Source records:
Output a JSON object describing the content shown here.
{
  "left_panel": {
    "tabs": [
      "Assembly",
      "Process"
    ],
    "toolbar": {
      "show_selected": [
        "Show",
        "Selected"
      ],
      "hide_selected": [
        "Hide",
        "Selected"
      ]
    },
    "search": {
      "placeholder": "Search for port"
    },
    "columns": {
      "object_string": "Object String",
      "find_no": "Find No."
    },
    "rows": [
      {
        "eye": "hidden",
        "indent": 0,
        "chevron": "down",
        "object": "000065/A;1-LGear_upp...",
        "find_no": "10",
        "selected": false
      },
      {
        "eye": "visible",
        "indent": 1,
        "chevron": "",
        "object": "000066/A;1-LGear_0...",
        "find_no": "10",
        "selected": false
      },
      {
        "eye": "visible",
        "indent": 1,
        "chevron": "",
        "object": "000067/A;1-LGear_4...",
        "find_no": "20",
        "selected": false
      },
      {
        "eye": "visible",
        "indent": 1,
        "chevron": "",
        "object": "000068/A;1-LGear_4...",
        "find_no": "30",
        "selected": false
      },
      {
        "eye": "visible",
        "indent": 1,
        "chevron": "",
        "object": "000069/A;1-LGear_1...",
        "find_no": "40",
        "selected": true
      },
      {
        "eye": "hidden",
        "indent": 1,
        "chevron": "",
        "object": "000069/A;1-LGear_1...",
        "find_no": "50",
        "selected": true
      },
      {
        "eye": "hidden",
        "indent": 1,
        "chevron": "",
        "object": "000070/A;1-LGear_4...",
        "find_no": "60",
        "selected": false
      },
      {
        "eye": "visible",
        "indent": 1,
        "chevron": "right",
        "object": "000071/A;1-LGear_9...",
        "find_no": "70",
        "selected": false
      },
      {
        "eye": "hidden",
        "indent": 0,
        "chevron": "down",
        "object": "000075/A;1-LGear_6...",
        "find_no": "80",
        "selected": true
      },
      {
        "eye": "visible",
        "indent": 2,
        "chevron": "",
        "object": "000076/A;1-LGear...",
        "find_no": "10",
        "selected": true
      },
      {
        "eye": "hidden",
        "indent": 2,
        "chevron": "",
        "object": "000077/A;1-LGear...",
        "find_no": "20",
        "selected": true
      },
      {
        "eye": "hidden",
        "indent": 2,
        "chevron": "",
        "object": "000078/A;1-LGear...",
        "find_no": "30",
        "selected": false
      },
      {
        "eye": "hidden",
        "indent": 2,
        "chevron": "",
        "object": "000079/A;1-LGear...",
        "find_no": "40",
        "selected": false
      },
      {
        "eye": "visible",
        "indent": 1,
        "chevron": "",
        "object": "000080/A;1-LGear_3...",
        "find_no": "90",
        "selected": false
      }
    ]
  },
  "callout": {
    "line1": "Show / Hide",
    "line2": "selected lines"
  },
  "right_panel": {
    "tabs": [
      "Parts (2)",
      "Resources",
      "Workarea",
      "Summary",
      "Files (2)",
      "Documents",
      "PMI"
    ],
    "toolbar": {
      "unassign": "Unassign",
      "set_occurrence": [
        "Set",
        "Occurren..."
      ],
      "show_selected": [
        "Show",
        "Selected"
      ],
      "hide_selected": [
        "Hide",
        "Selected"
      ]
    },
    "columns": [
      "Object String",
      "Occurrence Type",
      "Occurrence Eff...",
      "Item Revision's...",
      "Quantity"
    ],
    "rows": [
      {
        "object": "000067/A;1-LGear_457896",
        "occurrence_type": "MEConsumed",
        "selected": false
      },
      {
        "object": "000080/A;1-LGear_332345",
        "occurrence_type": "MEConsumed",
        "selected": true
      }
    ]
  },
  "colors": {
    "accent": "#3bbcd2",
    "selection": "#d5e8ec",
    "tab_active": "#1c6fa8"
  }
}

Problem to solve: Write out the full listing exactly as given.

Response to this exercise:
Output a JSON object describing the content shown here.
{
  "left_panel": {
    "tabs": [
      "Assembly",
      "Process"
    ],
    "toolbar": {
      "show_selected": [
        "Show",
        "Selected"
      ],
      "hide_selected": [
        "Hide",
        "Selected"
      ]
    },
    "search": {
      "placeholder": "Search for port"
    },
    "columns": {
      "object_string": "Object String",
      "find_no": "Find No."
    },
    "rows": [
      {
        "eye": "hidden",
        "indent": 0,
        "chevron": "down",
        "object": "000065/A;1-LGear_upp...",
        "find_no": "10",
        "selected": false
      },
      {
        "eye": "visible",
        "indent": 1,
        "chevron": "",
        "object": "000066/A;1-LGear_0...",
        "find_no": "10",
        "selected": false
      },
      {
        "eye": "visible",
        "indent": 1,
        "chevron": "",
        "object": "000067/A;1-LGear_4...",
        "find_no": "20",
        "selected": false
      },
      {
        "eye": "visible",
        "indent": 1,
        "chevron": "",
        "object": "000068/A;1-LGear_4...",
        "find_no": "30",
        "selected": false
      },
      {
        "eye": "visible",
        "indent": 1,
        "chevron": "",
        "object": "000069/A;1-LGear_1...",
        "find_no": "40",
        "selected": true
      },
      {
        "eye": "hidden",
        "indent": 1,
        "chevron": "",
        "object": "000069/A;1-LGear_1...",
        "find_no": "50",
        "selected": true
      },
      {
        "eye": "hidden",
        "indent": 1,
        "chevron": "",
        "object": "000070/A;1-LGear_4...",
        "find_no": "60",
        "selected": false
      },
      {
        "eye": "visible",
        "indent": 1,
        "chevron": "right",
        "object": "000071/A;1-LGear_9...",
        "find_no": "70",
        "selected": false
      },
      {
        "eye": "hidden",
        "indent": 0,
        "chevron": "down",
        "object": "000075/A;1-LGear_6...",
        "find_no": "80",
        "selected": true
      },
      {
        "eye": "visible",
        "indent": 2,
        "chevron": "",
        "object": "000076/A;1-LGear...",
        "find_no": "10",
        "selected": true
      },
      {
        "eye": "hidden",
        "indent": 2,
        "chevron": "",
        "object": "000077/A;1-LGear...",
        "find_no": "20",
        "selected": true
      },
      {
        "eye": "hidden",
        "indent": 2,
        "chevron": "",
        "object": "000078/A;1-LGear...",
        "find_no": "30",
        "selected": false
      },
      {
        "eye": "hidden",
        "indent": 2,
        "chevron": "",
        "object": "000079/A;1-LGear...",
        "find_no": "40",
        "selected": false
      },
      {
        "eye": "visible",
        "indent": 1,
        "chevron": "",
        "object": "000080/A;1-LGear_3...",
        "find_no": "90",
        "selected": false
      }
    ]
  },
  "callout": {
    "line1": "Show / Hide",
    "line2": "selected lines"
  },
  "right_panel": {
    "tabs": [
      "Parts (2)",
      "Resources",
      "Workarea",
      "Summary",
      "Files (2)",
      "Documents",
      "PMI"
    ],
    "toolbar": {
      "unassign": "Unassign",
      "set_occurrence": [
        "Set",
        "Occurren..."
      ],
      "show_selected": [
        "Show",
        "Selected"
      ],
      "hide_selected": [
        "Hide",
        "Selected"
      ]
    },
    "columns": [
      "Object String",
      "Occurrence Type",
      "Occurrence Eff...",
      "Item Revision's...",
      "Quantity"
    ],
    "rows": [
      {
        "object": "000067/A;1-LGear_457896",
        "occurrence_type": "MEConsumed",
        "selected": false
      },
      {
        "object": "000080/A;1-LGear_332345",
        "occurrence_type": "MEConsumed",
        "selected": true
      }
    ]
  },
  "colors": {
    "accent": "#3bbcd2",
    "selection": "#d5e8ec",
    "tab_active": "#1c6fa8"
  }
}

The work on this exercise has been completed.